## Task description
Repeat, exactly and only, the lines from the one containing "What's the underlying" to the last line, inclusive; do not repeat the pictures.

## Data rows
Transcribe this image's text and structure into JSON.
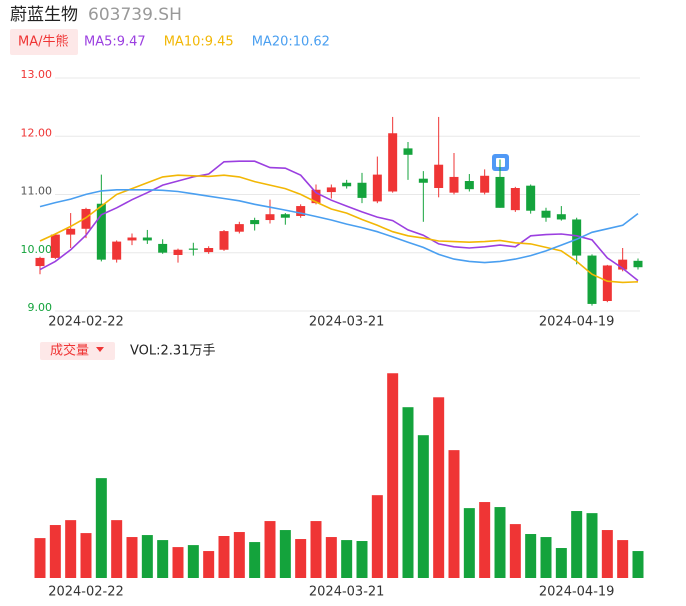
{
  "header": {
    "name": "蔚蓝生物",
    "code": "603739.SH"
  },
  "chart_data": [
    {
      "type": "candlestick",
      "button": "MA/牛熊",
      "categories": [
        null,
        null,
        null,
        "2024-02-22",
        null,
        null,
        null,
        null,
        null,
        null,
        null,
        null,
        null,
        null,
        null,
        null,
        null,
        null,
        null,
        null,
        "2024-03-21",
        null,
        null,
        null,
        null,
        null,
        null,
        null,
        null,
        null,
        null,
        null,
        null,
        null,
        null,
        "2024-04-19",
        null,
        null,
        null,
        null
      ],
      "open": [
        9.72,
        9.86,
        10.26,
        10.36,
        10.79,
        9.83,
        10.16,
        10.21,
        10.1,
        9.91,
        10.02,
        9.96,
        10.0,
        10.31,
        10.51,
        10.51,
        10.61,
        10.58,
        10.8,
        10.99,
        11.15,
        11.15,
        10.83,
        11.0,
        11.74,
        11.22,
        11.06,
        10.98,
        11.18,
        10.98,
        11.25,
        10.68,
        11.1,
        10.67,
        10.61,
        10.52,
        9.9,
        9.12,
        9.66,
        9.81
      ],
      "high": [
        9.88,
        10.28,
        10.63,
        10.72,
        11.29,
        10.16,
        10.28,
        10.34,
        10.18,
        10.02,
        10.12,
        10.06,
        10.34,
        10.48,
        10.55,
        10.86,
        10.63,
        10.78,
        11.12,
        11.12,
        11.2,
        11.32,
        11.6,
        12.28,
        11.85,
        11.35,
        12.28,
        11.66,
        11.3,
        11.38,
        11.55,
        11.08,
        11.12,
        10.72,
        10.75,
        10.55,
        9.92,
        9.74,
        10.03,
        9.85
      ],
      "low": [
        9.58,
        9.84,
        10.03,
        10.2,
        9.8,
        9.78,
        10.08,
        10.1,
        9.93,
        9.78,
        9.9,
        9.93,
        9.98,
        10.28,
        10.33,
        10.45,
        10.43,
        10.55,
        10.78,
        10.88,
        11.05,
        10.8,
        10.8,
        10.98,
        11.2,
        10.48,
        10.9,
        10.95,
        11.0,
        10.95,
        10.72,
        10.65,
        10.62,
        10.48,
        10.5,
        9.75,
        9.04,
        9.1,
        9.63,
        9.66
      ],
      "close": [
        9.86,
        10.26,
        10.36,
        10.7,
        9.83,
        10.14,
        10.21,
        10.16,
        9.95,
        10.0,
        10.0,
        10.03,
        10.32,
        10.44,
        10.44,
        10.61,
        10.55,
        10.75,
        11.03,
        11.07,
        11.09,
        10.89,
        11.29,
        12.0,
        11.63,
        11.15,
        11.46,
        11.25,
        11.04,
        11.27,
        10.72,
        11.06,
        10.67,
        10.55,
        10.52,
        9.9,
        9.07,
        9.73,
        9.83,
        9.7
      ],
      "up_color": "#ef3535",
      "down_color": "#14a33c",
      "series": [
        {
          "name": "MA5:9.47",
          "color": "#9b3fe0",
          "values": [
            9.66,
            9.8,
            10.0,
            10.25,
            10.6,
            10.72,
            10.86,
            10.98,
            11.11,
            11.18,
            11.25,
            11.3,
            11.51,
            11.52,
            11.52,
            11.41,
            11.4,
            11.28,
            10.98,
            10.85,
            10.75,
            10.65,
            10.56,
            10.5,
            10.34,
            10.25,
            10.1,
            10.05,
            10.03,
            10.05,
            10.08,
            10.05,
            10.24,
            10.26,
            10.27,
            10.24,
            10.17,
            9.86,
            9.68,
            9.47
          ]
        },
        {
          "name": "MA10:9.45",
          "color": "#f2b705",
          "values": [
            10.15,
            10.27,
            10.4,
            10.55,
            10.75,
            10.95,
            11.05,
            11.15,
            11.25,
            11.28,
            11.27,
            11.26,
            11.28,
            11.25,
            11.17,
            11.11,
            11.05,
            10.95,
            10.82,
            10.7,
            10.63,
            10.52,
            10.42,
            10.31,
            10.24,
            10.2,
            10.15,
            10.14,
            10.13,
            10.14,
            10.16,
            10.12,
            10.1,
            10.04,
            9.98,
            9.8,
            9.58,
            9.46,
            9.44,
            9.45
          ]
        },
        {
          "name": "MA20:10.62",
          "color": "#4a9ff0",
          "values": [
            10.74,
            10.81,
            10.87,
            10.95,
            11.01,
            11.03,
            11.03,
            11.03,
            11.02,
            11.0,
            10.96,
            10.92,
            10.88,
            10.84,
            10.78,
            10.73,
            10.68,
            10.63,
            10.57,
            10.51,
            10.44,
            10.38,
            10.31,
            10.22,
            10.13,
            10.04,
            9.92,
            9.84,
            9.8,
            9.78,
            9.8,
            9.84,
            9.9,
            9.98,
            10.08,
            10.18,
            10.3,
            10.36,
            10.42,
            10.62
          ]
        }
      ],
      "ylim": [
        9,
        13
      ],
      "yticks": [
        {
          "value": 9,
          "label": "9.00"
        },
        {
          "value": 10,
          "label": "10.00"
        },
        {
          "value": 11,
          "label": "11.00"
        },
        {
          "value": 12,
          "label": "12.00"
        },
        {
          "value": 13,
          "label": "13.00"
        }
      ],
      "ytick_colors": [
        "#14a33c",
        "#14a33c",
        "#555555",
        "#ef3535",
        "#ef3535"
      ],
      "grid": true
    },
    {
      "type": "bar",
      "button": "成交量",
      "label": "VOL:2.31万手",
      "categories": [
        null,
        null,
        null,
        "2024-02-22",
        null,
        null,
        null,
        null,
        null,
        null,
        null,
        null,
        null,
        null,
        null,
        null,
        null,
        null,
        null,
        null,
        "2024-03-21",
        null,
        null,
        null,
        null,
        null,
        null,
        null,
        null,
        null,
        null,
        null,
        null,
        null,
        null,
        "2024-04-19",
        null,
        null,
        null,
        null
      ],
      "values": [
        3.42,
        4.54,
        4.96,
        3.85,
        8.56,
        4.96,
        3.51,
        3.68,
        3.25,
        2.65,
        2.82,
        2.31,
        3.6,
        3.94,
        3.08,
        4.88,
        4.11,
        3.34,
        4.88,
        3.51,
        3.25,
        3.17,
        7.1,
        17.55,
        14.64,
        12.24,
        15.49,
        10.96,
        5.99,
        6.51,
        6.08,
        4.62,
        3.77,
        3.51,
        2.57,
        5.74,
        5.56,
        4.11,
        3.25,
        2.31
      ],
      "ylim": [
        0,
        18
      ]
    }
  ]
}
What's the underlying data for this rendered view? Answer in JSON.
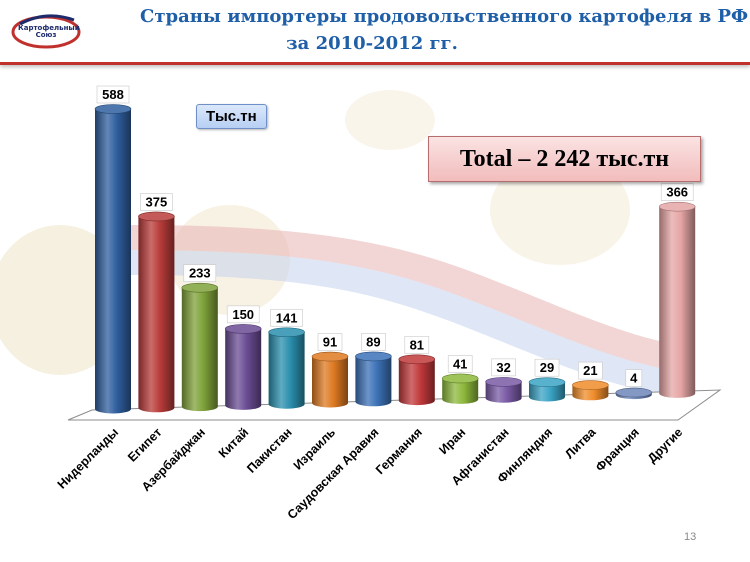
{
  "header": {
    "title_line1": "Страны импортеры продовольственного картофеля в РФ",
    "title_line2": "за 2010-2012 гг.",
    "logo_text_line1": "Картофельный",
    "logo_text_line2": "Союз"
  },
  "unit_label": "Тыс.тн",
  "total_label": "Total – 2 242 тыс.тн",
  "page_number": "13",
  "colors": {
    "header_border": "#c0312d",
    "title": "#1f5fa8"
  },
  "chart_data": {
    "type": "bar",
    "title": "Страны импортеры продовольственного картофеля в РФ за 2010-2012 гг.",
    "ylabel": "Тыс.тн",
    "categories": [
      "Нидерланды",
      "Египет",
      "Азербайджан",
      "Китай",
      "Пакистан",
      "Израиль",
      "Саудовская Аравия",
      "Германия",
      "Иран",
      "Афганистан",
      "Финляндия",
      "Литва",
      "Франция",
      "Другие"
    ],
    "values": [
      588,
      375,
      233,
      150,
      141,
      91,
      89,
      81,
      41,
      32,
      29,
      21,
      4,
      366
    ],
    "value_labels": [
      "588",
      "375",
      "233",
      "150",
      "141",
      "91",
      "89",
      "81",
      "41",
      "32",
      "29",
      "21",
      "4",
      "366"
    ],
    "bar_colors": [
      "#2f5f9e",
      "#b83c3a",
      "#7fa23a",
      "#6a4c93",
      "#2a8fae",
      "#de7a22",
      "#3c72b8",
      "#c0393b",
      "#8db83c",
      "#7a5aa6",
      "#3aa3c4",
      "#f08c2a",
      "#6d86b8",
      "#e6a5a5"
    ],
    "grid": false,
    "legend": "none"
  }
}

## Answer below
What's the underlying data for this rendered view? Answer in JSON.
{
  "header": {
    "title_line1": "Страны импортеры продовольственного картофеля в РФ",
    "title_line2": "за 2010-2012 гг.",
    "logo_text_line1": "Картофельный",
    "logo_text_line2": "Союз"
  },
  "unit_label": "Тыс.тн",
  "total_label": "Total – 2 242 тыс.тн",
  "page_number": "13",
  "colors": {
    "header_border": "#c0312d",
    "title": "#1f5fa8"
  },
  "chart_data": {
    "type": "bar",
    "title": "Страны импортеры продовольственного картофеля в РФ за 2010-2012 гг.",
    "ylabel": "Тыс.тн",
    "categories": [
      "Нидерланды",
      "Египет",
      "Азербайджан",
      "Китай",
      "Пакистан",
      "Израиль",
      "Саудовская Аравия",
      "Германия",
      "Иран",
      "Афганистан",
      "Финляндия",
      "Литва",
      "Франция",
      "Другие"
    ],
    "values": [
      588,
      375,
      233,
      150,
      141,
      91,
      89,
      81,
      41,
      32,
      29,
      21,
      4,
      366
    ],
    "value_labels": [
      "588",
      "375",
      "233",
      "150",
      "141",
      "91",
      "89",
      "81",
      "41",
      "32",
      "29",
      "21",
      "4",
      "366"
    ],
    "bar_colors": [
      "#2f5f9e",
      "#b83c3a",
      "#7fa23a",
      "#6a4c93",
      "#2a8fae",
      "#de7a22",
      "#3c72b8",
      "#c0393b",
      "#8db83c",
      "#7a5aa6",
      "#3aa3c4",
      "#f08c2a",
      "#6d86b8",
      "#e6a5a5"
    ],
    "grid": false,
    "legend": "none"
  }
}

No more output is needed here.